DATA FOR THE TASK:
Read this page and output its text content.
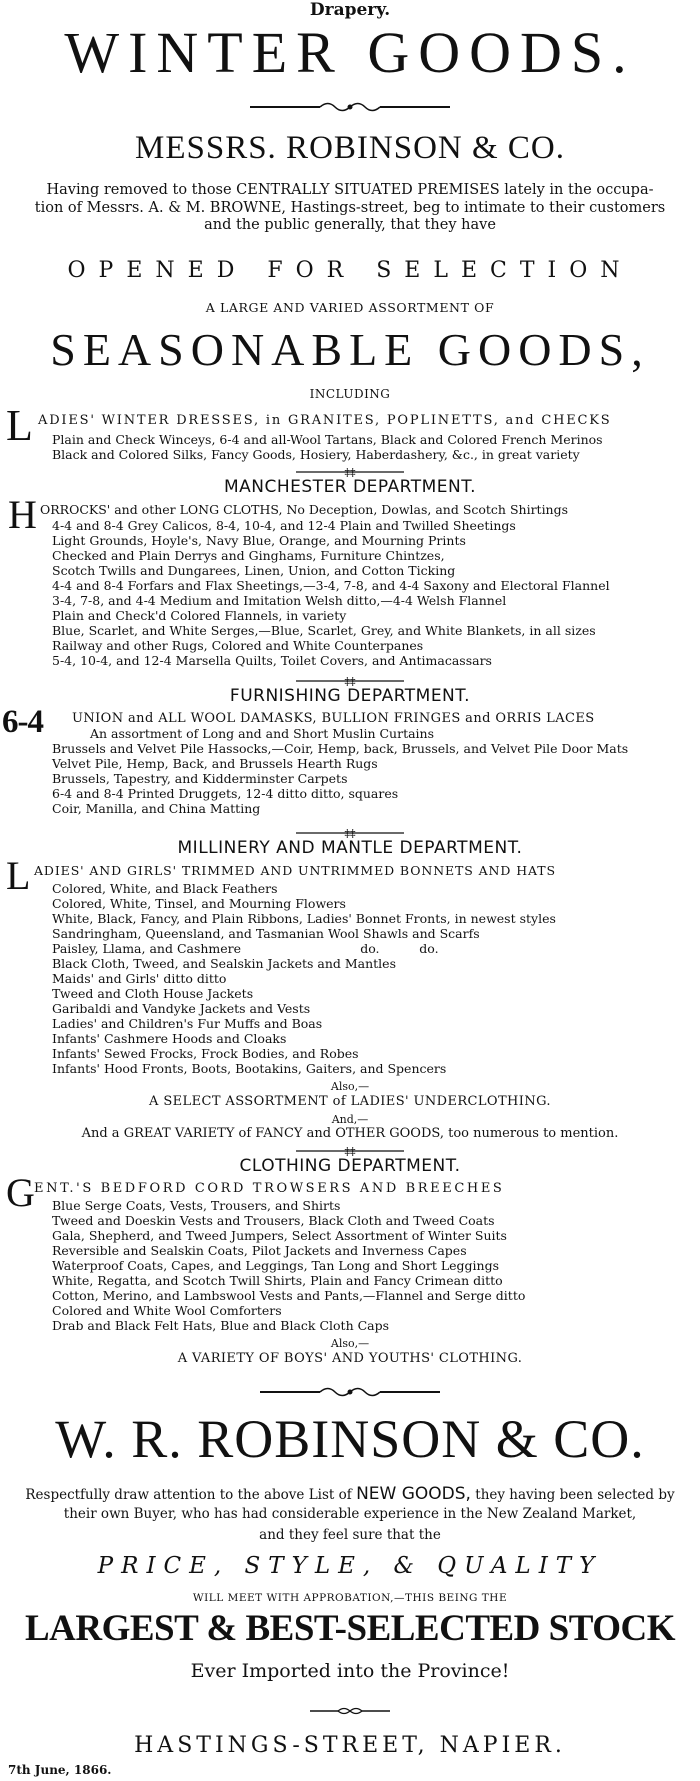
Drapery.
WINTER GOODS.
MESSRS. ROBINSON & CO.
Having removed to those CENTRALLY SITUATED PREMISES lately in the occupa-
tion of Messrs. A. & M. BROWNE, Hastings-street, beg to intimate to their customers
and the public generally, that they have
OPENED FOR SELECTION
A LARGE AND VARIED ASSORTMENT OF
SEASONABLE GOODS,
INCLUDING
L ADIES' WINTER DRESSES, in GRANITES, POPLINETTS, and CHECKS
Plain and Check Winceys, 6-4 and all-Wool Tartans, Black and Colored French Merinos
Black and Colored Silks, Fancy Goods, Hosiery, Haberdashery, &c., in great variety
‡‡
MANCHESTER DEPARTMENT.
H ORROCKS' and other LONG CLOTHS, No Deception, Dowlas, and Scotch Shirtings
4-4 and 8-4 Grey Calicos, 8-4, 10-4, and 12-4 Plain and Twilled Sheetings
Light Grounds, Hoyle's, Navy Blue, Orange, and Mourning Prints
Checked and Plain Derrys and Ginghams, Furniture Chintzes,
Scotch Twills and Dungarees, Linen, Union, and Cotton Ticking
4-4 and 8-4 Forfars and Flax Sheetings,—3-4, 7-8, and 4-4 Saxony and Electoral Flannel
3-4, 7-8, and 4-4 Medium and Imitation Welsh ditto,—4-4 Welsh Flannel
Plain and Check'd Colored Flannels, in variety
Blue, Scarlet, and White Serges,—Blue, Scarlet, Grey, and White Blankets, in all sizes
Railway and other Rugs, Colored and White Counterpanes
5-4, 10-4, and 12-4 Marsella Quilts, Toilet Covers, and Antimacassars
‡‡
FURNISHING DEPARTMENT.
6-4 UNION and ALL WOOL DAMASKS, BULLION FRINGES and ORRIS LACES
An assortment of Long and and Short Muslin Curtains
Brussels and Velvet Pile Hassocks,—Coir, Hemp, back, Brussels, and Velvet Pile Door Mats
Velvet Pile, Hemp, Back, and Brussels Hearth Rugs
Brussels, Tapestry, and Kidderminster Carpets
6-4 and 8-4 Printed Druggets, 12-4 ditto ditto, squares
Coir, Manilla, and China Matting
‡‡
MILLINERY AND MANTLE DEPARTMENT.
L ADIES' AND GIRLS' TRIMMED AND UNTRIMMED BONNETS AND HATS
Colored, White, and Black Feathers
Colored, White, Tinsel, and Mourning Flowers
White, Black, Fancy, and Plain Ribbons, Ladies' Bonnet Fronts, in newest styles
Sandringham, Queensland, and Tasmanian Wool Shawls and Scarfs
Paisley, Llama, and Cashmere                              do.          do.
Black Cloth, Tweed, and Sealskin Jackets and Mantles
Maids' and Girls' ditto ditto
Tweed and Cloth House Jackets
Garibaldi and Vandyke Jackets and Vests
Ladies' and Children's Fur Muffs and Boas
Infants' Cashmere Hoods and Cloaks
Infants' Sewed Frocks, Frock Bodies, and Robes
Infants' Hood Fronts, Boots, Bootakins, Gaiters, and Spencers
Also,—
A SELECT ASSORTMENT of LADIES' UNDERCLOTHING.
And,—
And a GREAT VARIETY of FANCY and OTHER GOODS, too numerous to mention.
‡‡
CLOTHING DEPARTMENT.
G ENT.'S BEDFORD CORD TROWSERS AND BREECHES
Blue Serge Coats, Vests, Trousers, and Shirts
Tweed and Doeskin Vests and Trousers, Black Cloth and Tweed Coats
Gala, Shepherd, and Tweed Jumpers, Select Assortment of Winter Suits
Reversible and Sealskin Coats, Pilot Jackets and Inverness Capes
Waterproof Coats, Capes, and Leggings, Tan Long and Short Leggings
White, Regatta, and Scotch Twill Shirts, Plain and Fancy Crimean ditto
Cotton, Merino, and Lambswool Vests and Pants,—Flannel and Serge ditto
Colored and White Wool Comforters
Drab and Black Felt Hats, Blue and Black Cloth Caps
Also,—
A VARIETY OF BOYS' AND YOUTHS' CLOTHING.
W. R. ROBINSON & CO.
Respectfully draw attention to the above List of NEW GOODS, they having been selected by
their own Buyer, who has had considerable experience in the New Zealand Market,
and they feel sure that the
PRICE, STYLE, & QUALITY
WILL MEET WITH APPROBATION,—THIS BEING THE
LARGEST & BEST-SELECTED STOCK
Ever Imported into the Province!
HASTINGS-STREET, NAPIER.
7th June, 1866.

STATED PROBLEM: Search the records for the word "Black", then list every line that has it.

TASK ANSWER:
Plain and Check Winceys, 6-4 and all-Wool Tartans, Black and Colored French Merinos
Black and Colored Silks, Fancy Goods, Hosiery, Haberdashery, &c., in great variety
Colored, White, and Black Feathers
White, Black, Fancy, and Plain Ribbons, Ladies' Bonnet Fronts, in newest styles
Black Cloth, Tweed, and Sealskin Jackets and Mantles
Tweed and Doeskin Vests and Trousers, Black Cloth and Tweed Coats
Drab and Black Felt Hats, Blue and Black Cloth Caps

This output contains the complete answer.